— What you should do —
Put the part of the data that opens with the line containing "Annotate this image: element" and closes with the line containing "- layout-region: Latinoamérica: [1049, 804, 1149, 820]", both included, into a JSON list of strings with one string per line and no blank lines. Include no other lines.

— Material supplied —
☆ ☆ ☆ ☆ ☆

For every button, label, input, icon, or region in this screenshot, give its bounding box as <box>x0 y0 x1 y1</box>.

☆ ☆ ☆ ☆ ☆

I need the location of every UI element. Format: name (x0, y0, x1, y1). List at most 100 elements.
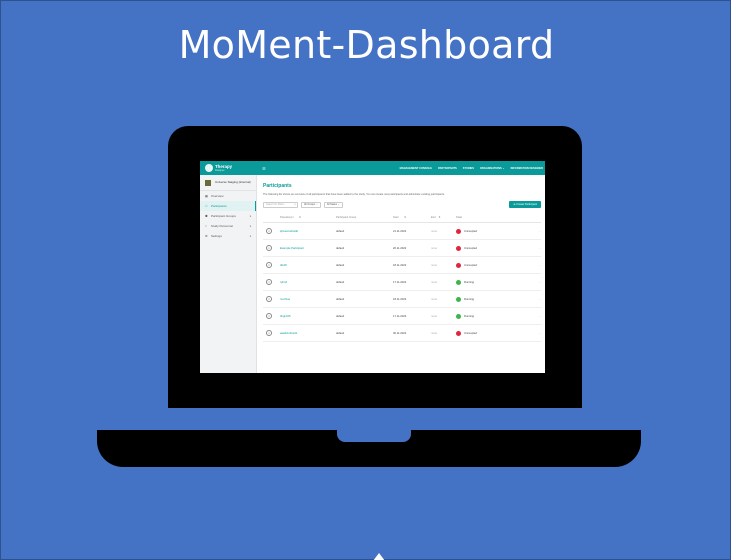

☆ ☆ ☆ ☆ ☆

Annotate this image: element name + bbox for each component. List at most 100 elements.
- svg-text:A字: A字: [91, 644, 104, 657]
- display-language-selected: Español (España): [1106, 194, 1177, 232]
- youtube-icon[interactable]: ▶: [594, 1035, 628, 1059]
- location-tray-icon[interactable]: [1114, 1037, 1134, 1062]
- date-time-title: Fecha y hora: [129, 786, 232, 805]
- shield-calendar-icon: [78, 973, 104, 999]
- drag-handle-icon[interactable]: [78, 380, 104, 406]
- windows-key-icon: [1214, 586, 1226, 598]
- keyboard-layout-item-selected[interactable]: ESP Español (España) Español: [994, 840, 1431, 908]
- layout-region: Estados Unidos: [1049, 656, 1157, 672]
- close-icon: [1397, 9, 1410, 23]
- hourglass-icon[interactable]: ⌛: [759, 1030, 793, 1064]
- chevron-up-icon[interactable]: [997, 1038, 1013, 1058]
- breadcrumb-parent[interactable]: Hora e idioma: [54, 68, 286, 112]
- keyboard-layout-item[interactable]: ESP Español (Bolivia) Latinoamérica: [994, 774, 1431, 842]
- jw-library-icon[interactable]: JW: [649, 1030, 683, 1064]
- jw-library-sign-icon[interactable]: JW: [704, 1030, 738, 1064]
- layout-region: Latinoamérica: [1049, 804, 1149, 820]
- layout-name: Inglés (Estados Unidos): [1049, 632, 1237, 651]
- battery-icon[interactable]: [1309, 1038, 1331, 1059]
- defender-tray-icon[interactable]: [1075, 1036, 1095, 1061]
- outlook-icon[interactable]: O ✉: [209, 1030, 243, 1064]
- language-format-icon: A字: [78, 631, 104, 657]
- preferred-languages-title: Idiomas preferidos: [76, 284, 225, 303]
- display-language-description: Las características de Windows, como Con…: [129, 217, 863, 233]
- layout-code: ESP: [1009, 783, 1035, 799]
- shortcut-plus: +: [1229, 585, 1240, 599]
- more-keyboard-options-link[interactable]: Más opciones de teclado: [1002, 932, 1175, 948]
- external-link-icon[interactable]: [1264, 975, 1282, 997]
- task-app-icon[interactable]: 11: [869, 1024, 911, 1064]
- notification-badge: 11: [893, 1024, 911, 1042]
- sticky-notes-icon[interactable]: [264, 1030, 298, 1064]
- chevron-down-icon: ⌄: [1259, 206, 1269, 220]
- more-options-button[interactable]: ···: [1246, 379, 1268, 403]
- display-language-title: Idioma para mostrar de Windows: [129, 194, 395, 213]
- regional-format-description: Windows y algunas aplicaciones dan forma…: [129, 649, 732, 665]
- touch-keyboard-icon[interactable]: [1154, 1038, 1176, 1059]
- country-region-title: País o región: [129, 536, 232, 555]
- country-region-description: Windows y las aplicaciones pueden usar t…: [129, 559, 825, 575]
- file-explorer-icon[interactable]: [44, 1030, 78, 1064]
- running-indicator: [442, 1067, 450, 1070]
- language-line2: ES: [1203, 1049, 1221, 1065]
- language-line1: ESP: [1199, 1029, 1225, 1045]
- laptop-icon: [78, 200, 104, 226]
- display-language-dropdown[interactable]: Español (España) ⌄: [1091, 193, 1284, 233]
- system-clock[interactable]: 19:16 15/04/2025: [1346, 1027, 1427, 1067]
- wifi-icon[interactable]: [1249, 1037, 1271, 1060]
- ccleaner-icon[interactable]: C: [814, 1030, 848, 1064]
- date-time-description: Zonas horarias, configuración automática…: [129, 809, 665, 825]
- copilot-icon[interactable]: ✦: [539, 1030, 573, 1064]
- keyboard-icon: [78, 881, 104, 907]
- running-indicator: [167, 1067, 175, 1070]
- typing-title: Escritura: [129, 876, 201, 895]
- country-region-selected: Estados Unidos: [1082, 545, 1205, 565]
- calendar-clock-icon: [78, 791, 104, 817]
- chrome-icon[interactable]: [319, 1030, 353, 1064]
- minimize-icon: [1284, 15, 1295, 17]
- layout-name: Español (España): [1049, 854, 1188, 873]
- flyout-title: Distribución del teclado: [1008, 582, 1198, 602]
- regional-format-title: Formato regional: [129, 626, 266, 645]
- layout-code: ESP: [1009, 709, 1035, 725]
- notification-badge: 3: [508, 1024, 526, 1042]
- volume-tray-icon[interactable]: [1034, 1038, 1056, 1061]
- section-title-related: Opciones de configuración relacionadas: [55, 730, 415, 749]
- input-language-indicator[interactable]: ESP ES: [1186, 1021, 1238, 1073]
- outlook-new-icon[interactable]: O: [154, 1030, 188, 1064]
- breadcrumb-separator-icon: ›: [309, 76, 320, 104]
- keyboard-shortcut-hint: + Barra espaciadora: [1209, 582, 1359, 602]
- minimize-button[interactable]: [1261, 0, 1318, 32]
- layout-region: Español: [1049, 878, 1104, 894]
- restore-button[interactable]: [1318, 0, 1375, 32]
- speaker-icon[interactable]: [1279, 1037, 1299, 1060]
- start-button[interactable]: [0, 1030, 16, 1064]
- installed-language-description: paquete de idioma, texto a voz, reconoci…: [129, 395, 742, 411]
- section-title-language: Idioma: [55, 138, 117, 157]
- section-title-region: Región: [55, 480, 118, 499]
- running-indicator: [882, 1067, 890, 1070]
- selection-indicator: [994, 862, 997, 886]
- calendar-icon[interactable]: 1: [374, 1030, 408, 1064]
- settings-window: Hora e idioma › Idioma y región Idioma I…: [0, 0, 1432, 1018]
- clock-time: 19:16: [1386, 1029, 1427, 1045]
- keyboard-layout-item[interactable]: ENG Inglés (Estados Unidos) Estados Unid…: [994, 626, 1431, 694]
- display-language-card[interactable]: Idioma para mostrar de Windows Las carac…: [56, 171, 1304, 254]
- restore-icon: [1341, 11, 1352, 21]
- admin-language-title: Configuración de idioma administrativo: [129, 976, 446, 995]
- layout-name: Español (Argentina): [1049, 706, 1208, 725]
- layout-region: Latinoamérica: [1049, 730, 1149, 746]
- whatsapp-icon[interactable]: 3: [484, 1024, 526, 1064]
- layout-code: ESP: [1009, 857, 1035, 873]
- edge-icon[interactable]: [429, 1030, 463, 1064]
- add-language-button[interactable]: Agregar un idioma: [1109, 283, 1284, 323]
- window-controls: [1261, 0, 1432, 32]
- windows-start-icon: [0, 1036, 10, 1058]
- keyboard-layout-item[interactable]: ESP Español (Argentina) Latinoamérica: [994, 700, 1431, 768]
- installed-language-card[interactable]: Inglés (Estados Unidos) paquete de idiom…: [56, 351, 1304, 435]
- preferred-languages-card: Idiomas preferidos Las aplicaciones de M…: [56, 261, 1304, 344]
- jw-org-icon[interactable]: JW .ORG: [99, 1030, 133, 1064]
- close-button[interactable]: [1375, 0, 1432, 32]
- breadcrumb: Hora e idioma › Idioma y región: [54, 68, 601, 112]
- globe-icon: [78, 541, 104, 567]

☆ ☆ ☆ ☆ ☆

— Written solution —
[
  "Annotate this image: element name + bbox for each component. List at most 100 elements.",
  "- svg-text:A字: A字: [91, 644, 104, 657]",
  "- display-language-selected: Español (España): [1106, 194, 1177, 232]",
  "- youtube-icon[interactable]: ▶: [594, 1035, 628, 1059]",
  "- location-tray-icon[interactable]: [1114, 1037, 1134, 1062]",
  "- date-time-title: Fecha y hora: [129, 786, 232, 805]",
  "- shield-calendar-icon: [78, 973, 104, 999]",
  "- drag-handle-icon[interactable]: [78, 380, 104, 406]",
  "- windows-key-icon: [1214, 586, 1226, 598]",
  "- keyboard-layout-item-selected[interactable]: ESP Español (España) Español: [994, 840, 1431, 908]",
  "- layout-region: Estados Unidos: [1049, 656, 1157, 672]",
  "- close-icon: [1397, 9, 1410, 23]",
  "- hourglass-icon[interactable]: ⌛: [759, 1030, 793, 1064]",
  "- chevron-up-icon[interactable]: [997, 1038, 1013, 1058]",
  "- breadcrumb-parent[interactable]: Hora e idioma: [54, 68, 286, 112]",
  "- keyboard-layout-item[interactable]: ESP Español (Bolivia) Latinoamérica: [994, 774, 1431, 842]",
  "- jw-library-icon[interactable]: JW: [649, 1030, 683, 1064]",
  "- jw-library-sign-icon[interactable]: JW: [704, 1030, 738, 1064]",
  "- layout-region: Latinoamérica: [1049, 804, 1149, 820]"
]